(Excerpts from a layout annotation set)
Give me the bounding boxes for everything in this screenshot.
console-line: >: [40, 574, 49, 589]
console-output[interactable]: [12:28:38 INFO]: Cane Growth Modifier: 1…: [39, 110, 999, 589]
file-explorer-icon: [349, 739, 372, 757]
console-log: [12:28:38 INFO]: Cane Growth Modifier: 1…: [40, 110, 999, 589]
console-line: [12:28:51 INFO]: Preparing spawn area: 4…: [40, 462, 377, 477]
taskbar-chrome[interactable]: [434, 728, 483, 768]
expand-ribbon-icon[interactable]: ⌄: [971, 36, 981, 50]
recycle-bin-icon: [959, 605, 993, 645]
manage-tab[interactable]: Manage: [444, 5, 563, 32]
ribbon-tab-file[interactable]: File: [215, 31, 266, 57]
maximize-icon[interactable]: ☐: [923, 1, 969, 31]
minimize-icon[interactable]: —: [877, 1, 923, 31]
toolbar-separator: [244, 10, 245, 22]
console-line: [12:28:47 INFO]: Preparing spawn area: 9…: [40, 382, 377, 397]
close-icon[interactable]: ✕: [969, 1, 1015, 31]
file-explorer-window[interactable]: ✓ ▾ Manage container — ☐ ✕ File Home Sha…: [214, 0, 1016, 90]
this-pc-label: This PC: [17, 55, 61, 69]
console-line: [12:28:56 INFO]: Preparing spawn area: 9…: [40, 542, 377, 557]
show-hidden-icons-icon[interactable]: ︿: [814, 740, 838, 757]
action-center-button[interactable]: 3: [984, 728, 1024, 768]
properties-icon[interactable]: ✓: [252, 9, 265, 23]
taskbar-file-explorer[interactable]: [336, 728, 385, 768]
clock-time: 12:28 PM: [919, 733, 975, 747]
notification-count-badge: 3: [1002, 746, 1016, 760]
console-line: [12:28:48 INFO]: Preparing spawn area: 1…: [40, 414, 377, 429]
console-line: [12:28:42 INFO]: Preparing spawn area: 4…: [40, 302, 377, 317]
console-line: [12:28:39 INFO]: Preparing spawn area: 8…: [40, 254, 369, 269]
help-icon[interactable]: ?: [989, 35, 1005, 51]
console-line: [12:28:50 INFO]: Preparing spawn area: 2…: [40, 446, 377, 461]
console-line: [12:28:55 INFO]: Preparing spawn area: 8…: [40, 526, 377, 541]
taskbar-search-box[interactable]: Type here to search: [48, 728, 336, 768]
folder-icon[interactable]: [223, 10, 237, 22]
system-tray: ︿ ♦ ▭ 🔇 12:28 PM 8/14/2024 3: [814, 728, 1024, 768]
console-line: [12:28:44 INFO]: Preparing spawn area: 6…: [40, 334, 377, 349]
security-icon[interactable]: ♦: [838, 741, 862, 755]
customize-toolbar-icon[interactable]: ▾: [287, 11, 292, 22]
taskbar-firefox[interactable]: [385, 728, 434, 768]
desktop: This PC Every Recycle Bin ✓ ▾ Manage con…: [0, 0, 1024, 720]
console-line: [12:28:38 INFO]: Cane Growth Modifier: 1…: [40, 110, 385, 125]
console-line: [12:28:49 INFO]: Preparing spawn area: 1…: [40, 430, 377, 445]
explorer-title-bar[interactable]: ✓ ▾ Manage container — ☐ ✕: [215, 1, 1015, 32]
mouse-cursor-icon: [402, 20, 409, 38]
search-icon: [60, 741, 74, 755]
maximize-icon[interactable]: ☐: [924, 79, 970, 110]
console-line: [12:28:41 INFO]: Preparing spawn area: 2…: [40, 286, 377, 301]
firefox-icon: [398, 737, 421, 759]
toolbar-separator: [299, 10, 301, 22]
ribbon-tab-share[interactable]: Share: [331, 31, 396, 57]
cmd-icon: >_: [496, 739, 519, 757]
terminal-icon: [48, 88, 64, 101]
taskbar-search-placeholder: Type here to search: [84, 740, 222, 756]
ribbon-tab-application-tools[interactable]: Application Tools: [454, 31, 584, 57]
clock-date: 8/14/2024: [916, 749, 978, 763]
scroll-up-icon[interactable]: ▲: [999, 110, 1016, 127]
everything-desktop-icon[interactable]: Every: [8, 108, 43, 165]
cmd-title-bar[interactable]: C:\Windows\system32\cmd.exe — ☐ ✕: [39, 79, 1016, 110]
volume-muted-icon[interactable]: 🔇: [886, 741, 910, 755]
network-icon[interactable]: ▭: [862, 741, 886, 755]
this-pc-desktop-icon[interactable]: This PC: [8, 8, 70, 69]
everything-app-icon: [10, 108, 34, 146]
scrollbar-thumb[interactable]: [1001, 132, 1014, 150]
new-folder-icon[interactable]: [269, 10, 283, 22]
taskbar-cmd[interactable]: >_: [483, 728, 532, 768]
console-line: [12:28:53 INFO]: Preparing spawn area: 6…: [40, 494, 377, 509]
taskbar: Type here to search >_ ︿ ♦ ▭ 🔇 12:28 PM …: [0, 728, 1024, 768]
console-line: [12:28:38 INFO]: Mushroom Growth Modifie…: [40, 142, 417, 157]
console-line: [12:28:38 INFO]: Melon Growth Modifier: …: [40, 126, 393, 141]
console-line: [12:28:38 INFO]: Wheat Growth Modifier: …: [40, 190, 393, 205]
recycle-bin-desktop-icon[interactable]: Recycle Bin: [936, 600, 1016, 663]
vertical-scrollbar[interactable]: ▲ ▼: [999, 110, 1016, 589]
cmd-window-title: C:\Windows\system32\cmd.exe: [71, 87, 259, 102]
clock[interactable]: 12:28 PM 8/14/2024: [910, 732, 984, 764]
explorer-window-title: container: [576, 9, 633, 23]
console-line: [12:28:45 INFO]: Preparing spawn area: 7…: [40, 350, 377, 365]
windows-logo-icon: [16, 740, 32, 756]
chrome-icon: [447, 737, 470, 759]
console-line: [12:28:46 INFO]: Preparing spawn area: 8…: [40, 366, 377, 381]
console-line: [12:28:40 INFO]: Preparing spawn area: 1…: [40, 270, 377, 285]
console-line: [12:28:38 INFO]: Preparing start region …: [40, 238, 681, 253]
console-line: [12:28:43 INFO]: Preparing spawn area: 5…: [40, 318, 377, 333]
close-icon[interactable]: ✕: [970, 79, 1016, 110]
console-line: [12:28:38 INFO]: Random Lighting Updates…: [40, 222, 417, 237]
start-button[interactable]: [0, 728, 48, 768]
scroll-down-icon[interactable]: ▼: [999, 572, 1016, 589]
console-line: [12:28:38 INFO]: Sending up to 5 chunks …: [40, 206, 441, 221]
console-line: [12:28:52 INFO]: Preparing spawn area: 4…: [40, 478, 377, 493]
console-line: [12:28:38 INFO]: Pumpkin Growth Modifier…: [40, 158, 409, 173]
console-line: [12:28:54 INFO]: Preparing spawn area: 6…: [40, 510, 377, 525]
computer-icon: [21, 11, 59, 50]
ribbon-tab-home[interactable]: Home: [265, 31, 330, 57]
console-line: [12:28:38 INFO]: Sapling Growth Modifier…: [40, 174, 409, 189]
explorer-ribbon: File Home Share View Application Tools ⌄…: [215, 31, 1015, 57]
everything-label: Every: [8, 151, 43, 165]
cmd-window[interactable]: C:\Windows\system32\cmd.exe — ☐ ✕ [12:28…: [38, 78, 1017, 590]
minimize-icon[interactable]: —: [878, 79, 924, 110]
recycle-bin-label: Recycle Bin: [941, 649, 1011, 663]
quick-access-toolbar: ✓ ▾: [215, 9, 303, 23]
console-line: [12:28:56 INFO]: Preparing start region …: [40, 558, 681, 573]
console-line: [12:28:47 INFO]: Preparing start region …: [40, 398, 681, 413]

▶ _Given task_: Rewrite all of the entries above, changing "Preparing spawn area" to "Loading spawn area" wherever it occurs and keeping everything else the same.

▶ _The response_:
Give me the bounding boxes for everything in this screenshot.
console-line: >: [40, 574, 49, 589]
console-output[interactable]: [12:28:38 INFO]: Cane Growth Modifier: 1…: [39, 110, 999, 589]
file-explorer-icon: [349, 739, 372, 757]
console-log: [12:28:38 INFO]: Cane Growth Modifier: 1…: [40, 110, 999, 589]
console-line: [12:28:51 INFO]: Loading spawn area: 4…: [40, 462, 377, 477]
taskbar-chrome[interactable]: [434, 728, 483, 768]
expand-ribbon-icon[interactable]: ⌄: [971, 36, 981, 50]
recycle-bin-icon: [959, 605, 993, 645]
manage-tab[interactable]: Manage: [444, 5, 563, 32]
ribbon-tab-file[interactable]: File: [215, 31, 266, 57]
maximize-icon[interactable]: ☐: [923, 1, 969, 31]
minimize-icon[interactable]: —: [877, 1, 923, 31]
toolbar-separator: [244, 10, 245, 22]
console-line: [12:28:47 INFO]: Loading spawn area: 9…: [40, 382, 377, 397]
close-icon[interactable]: ✕: [969, 1, 1015, 31]
file-explorer-window[interactable]: ✓ ▾ Manage container — ☐ ✕ File Home Sha…: [214, 0, 1016, 90]
this-pc-label: This PC: [17, 55, 61, 69]
console-line: [12:28:56 INFO]: Loading spawn area: 9…: [40, 542, 377, 557]
show-hidden-icons-icon[interactable]: ︿: [814, 740, 838, 757]
action-center-button[interactable]: 3: [984, 728, 1024, 768]
properties-icon[interactable]: ✓: [252, 9, 265, 23]
taskbar-file-explorer[interactable]: [336, 728, 385, 768]
clock-time: 12:28 PM: [919, 733, 975, 747]
notification-count-badge: 3: [1002, 746, 1016, 760]
console-line: [12:28:48 INFO]: Loading spawn area: 1…: [40, 414, 377, 429]
console-line: [12:28:42 INFO]: Loading spawn area: 4…: [40, 302, 377, 317]
console-line: [12:28:39 INFO]: Loading spawn area: 8…: [40, 254, 369, 269]
help-icon[interactable]: ?: [989, 35, 1005, 51]
console-line: [12:28:50 INFO]: Loading spawn area: 2…: [40, 446, 377, 461]
console-line: [12:28:55 INFO]: Loading spawn area: 8…: [40, 526, 377, 541]
taskbar-search-box[interactable]: Type here to search: [48, 728, 336, 768]
folder-icon[interactable]: [223, 10, 237, 22]
system-tray: ︿ ♦ ▭ 🔇 12:28 PM 8/14/2024 3: [814, 728, 1024, 768]
console-line: [12:28:44 INFO]: Loading spawn area: 6…: [40, 334, 377, 349]
security-icon[interactable]: ♦: [838, 741, 862, 755]
customize-toolbar-icon[interactable]: ▾: [287, 11, 292, 22]
taskbar-firefox[interactable]: [385, 728, 434, 768]
desktop: This PC Every Recycle Bin ✓ ▾ Manage con…: [0, 0, 1024, 720]
console-line: [12:28:38 INFO]: Cane Growth Modifier: 1…: [40, 110, 385, 125]
console-line: [12:28:49 INFO]: Loading spawn area: 1…: [40, 430, 377, 445]
explorer-title-bar[interactable]: ✓ ▾ Manage container — ☐ ✕: [215, 1, 1015, 32]
mouse-cursor-icon: [402, 20, 409, 38]
search-icon: [60, 741, 74, 755]
maximize-icon[interactable]: ☐: [924, 79, 970, 110]
console-line: [12:28:41 INFO]: Loading spawn area: 2…: [40, 286, 377, 301]
firefox-icon: [398, 737, 421, 759]
toolbar-separator: [299, 10, 301, 22]
ribbon-tab-share[interactable]: Share: [331, 31, 396, 57]
cmd-icon: >_: [496, 739, 519, 757]
terminal-icon: [48, 88, 64, 101]
taskbar-search-placeholder: Type here to search: [84, 740, 222, 756]
ribbon-tab-application-tools[interactable]: Application Tools: [454, 31, 584, 57]
clock-date: 8/14/2024: [916, 749, 978, 763]
scroll-up-icon[interactable]: ▲: [999, 110, 1016, 127]
everything-desktop-icon[interactable]: Every: [8, 108, 43, 165]
cmd-title-bar[interactable]: C:\Windows\system32\cmd.exe — ☐ ✕: [39, 79, 1016, 110]
volume-muted-icon[interactable]: 🔇: [886, 741, 910, 755]
network-icon[interactable]: ▭: [862, 741, 886, 755]
this-pc-desktop-icon[interactable]: This PC: [8, 8, 70, 69]
everything-app-icon: [10, 108, 34, 146]
scrollbar-thumb[interactable]: [1001, 132, 1014, 150]
new-folder-icon[interactable]: [269, 10, 283, 22]
taskbar-cmd[interactable]: >_: [483, 728, 532, 768]
console-line: [12:28:53 INFO]: Loading spawn area: 6…: [40, 494, 377, 509]
taskbar: Type here to search >_ ︿ ♦ ▭ 🔇 12:28 PM …: [0, 728, 1024, 768]
console-line: [12:28:38 INFO]: Mushroom Growth Modifie…: [40, 142, 417, 157]
console-line: [12:28:38 INFO]: Melon Growth Modifier: …: [40, 126, 393, 141]
console-line: [12:28:38 INFO]: Wheat Growth Modifier: …: [40, 190, 393, 205]
recycle-bin-desktop-icon[interactable]: Recycle Bin: [936, 600, 1016, 663]
vertical-scrollbar[interactable]: ▲ ▼: [999, 110, 1016, 589]
cmd-window-title: C:\Windows\system32\cmd.exe: [71, 87, 259, 102]
clock[interactable]: 12:28 PM 8/14/2024: [910, 732, 984, 764]
explorer-window-title: container: [576, 9, 633, 23]
console-line: [12:28:45 INFO]: Loading spawn area: 7…: [40, 350, 377, 365]
windows-logo-icon: [16, 740, 32, 756]
chrome-icon: [447, 737, 470, 759]
console-line: [12:28:46 INFO]: Loading spawn area: 8…: [40, 366, 377, 381]
console-line: [12:28:40 INFO]: Loading spawn area: 1…: [40, 270, 377, 285]
console-line: [12:28:38 INFO]: Preparing start region …: [40, 238, 681, 253]
console-line: [12:28:43 INFO]: Loading spawn area: 5…: [40, 318, 377, 333]
close-icon[interactable]: ✕: [970, 79, 1016, 110]
console-line: [12:28:38 INFO]: Random Lighting Updates…: [40, 222, 417, 237]
start-button[interactable]: [0, 728, 48, 768]
scroll-down-icon[interactable]: ▼: [999, 572, 1016, 589]
console-line: [12:28:38 INFO]: Sending up to 5 chunks …: [40, 206, 441, 221]
console-line: [12:28:52 INFO]: Loading spawn area: 4…: [40, 478, 377, 493]
console-line: [12:28:38 INFO]: Pumpkin Growth Modifier…: [40, 158, 409, 173]
console-line: [12:28:54 INFO]: Loading spawn area: 6…: [40, 510, 377, 525]
computer-icon: [21, 11, 59, 50]
ribbon-tab-home[interactable]: Home: [265, 31, 330, 57]
console-line: [12:28:38 INFO]: Sapling Growth Modifier…: [40, 174, 409, 189]
explorer-ribbon: File Home Share View Application Tools ⌄…: [215, 31, 1015, 57]
everything-label: Every: [8, 151, 43, 165]
cmd-window[interactable]: C:\Windows\system32\cmd.exe — ☐ ✕ [12:28…: [38, 78, 1017, 590]
minimize-icon[interactable]: —: [878, 79, 924, 110]
recycle-bin-label: Recycle Bin: [941, 649, 1011, 663]
quick-access-toolbar: ✓ ▾: [215, 9, 303, 23]
console-line: [12:28:56 INFO]: Preparing start region …: [40, 558, 681, 573]
console-line: [12:28:47 INFO]: Preparing start region …: [40, 398, 681, 413]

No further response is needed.